[start Source data]

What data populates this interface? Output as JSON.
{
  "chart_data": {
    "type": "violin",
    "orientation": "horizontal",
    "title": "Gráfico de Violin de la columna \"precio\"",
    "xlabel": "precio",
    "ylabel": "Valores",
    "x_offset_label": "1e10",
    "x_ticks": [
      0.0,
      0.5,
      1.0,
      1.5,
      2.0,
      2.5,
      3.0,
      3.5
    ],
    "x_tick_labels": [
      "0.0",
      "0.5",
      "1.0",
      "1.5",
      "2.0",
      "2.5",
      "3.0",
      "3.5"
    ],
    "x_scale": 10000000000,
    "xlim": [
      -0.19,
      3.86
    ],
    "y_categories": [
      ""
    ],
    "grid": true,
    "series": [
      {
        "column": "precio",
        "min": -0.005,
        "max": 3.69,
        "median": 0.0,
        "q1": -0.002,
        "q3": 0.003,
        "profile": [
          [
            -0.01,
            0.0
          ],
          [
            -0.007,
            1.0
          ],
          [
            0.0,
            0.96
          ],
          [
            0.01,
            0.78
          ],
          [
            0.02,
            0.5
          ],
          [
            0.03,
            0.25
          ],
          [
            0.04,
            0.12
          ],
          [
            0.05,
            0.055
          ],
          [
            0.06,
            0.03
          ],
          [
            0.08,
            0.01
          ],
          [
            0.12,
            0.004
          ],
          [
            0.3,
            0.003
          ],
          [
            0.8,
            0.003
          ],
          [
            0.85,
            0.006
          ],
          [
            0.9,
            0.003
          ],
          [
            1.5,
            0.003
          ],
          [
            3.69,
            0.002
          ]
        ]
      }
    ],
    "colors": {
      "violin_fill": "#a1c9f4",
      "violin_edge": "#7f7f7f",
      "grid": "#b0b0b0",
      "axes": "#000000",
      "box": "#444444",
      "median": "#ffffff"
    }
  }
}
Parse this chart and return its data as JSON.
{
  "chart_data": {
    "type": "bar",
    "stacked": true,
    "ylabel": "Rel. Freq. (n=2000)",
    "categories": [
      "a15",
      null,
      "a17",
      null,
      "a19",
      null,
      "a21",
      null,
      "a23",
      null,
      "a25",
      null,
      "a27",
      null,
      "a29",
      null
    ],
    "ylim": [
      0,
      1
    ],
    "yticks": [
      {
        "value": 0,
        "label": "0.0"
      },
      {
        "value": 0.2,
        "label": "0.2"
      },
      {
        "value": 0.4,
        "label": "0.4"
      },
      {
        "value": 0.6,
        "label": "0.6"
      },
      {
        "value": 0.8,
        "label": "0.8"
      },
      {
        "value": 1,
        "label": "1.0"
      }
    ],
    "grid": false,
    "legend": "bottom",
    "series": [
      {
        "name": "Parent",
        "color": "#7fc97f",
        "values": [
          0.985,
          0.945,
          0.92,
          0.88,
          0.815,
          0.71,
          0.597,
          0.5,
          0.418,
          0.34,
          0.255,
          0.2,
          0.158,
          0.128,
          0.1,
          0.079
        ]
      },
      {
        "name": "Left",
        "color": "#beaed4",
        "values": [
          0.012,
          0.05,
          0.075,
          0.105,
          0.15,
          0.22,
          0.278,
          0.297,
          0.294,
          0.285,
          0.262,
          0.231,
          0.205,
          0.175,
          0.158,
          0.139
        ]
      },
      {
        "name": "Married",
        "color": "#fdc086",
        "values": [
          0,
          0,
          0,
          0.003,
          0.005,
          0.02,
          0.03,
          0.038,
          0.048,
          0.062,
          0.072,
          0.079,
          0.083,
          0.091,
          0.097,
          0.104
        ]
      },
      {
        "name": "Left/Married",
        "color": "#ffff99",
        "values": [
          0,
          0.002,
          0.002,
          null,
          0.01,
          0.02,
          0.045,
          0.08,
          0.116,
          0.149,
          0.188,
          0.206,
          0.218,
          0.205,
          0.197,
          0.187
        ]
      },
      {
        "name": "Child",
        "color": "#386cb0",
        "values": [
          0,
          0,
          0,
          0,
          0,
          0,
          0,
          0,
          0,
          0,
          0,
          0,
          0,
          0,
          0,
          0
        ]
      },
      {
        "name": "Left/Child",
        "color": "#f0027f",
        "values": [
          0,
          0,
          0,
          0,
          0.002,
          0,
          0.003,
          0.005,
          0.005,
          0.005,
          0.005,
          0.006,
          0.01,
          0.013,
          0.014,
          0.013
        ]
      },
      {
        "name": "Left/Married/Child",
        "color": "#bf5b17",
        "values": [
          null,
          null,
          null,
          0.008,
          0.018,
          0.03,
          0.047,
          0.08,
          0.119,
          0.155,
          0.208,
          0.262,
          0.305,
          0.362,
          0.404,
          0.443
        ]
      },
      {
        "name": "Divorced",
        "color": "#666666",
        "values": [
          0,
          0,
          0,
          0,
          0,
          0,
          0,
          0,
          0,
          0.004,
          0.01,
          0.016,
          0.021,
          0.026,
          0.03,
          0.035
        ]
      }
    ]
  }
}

[end Source data]

- Exercise aim
In the entries above, find the lines containing the word "precio" and say how many there are, with no other words.

- Written answer
3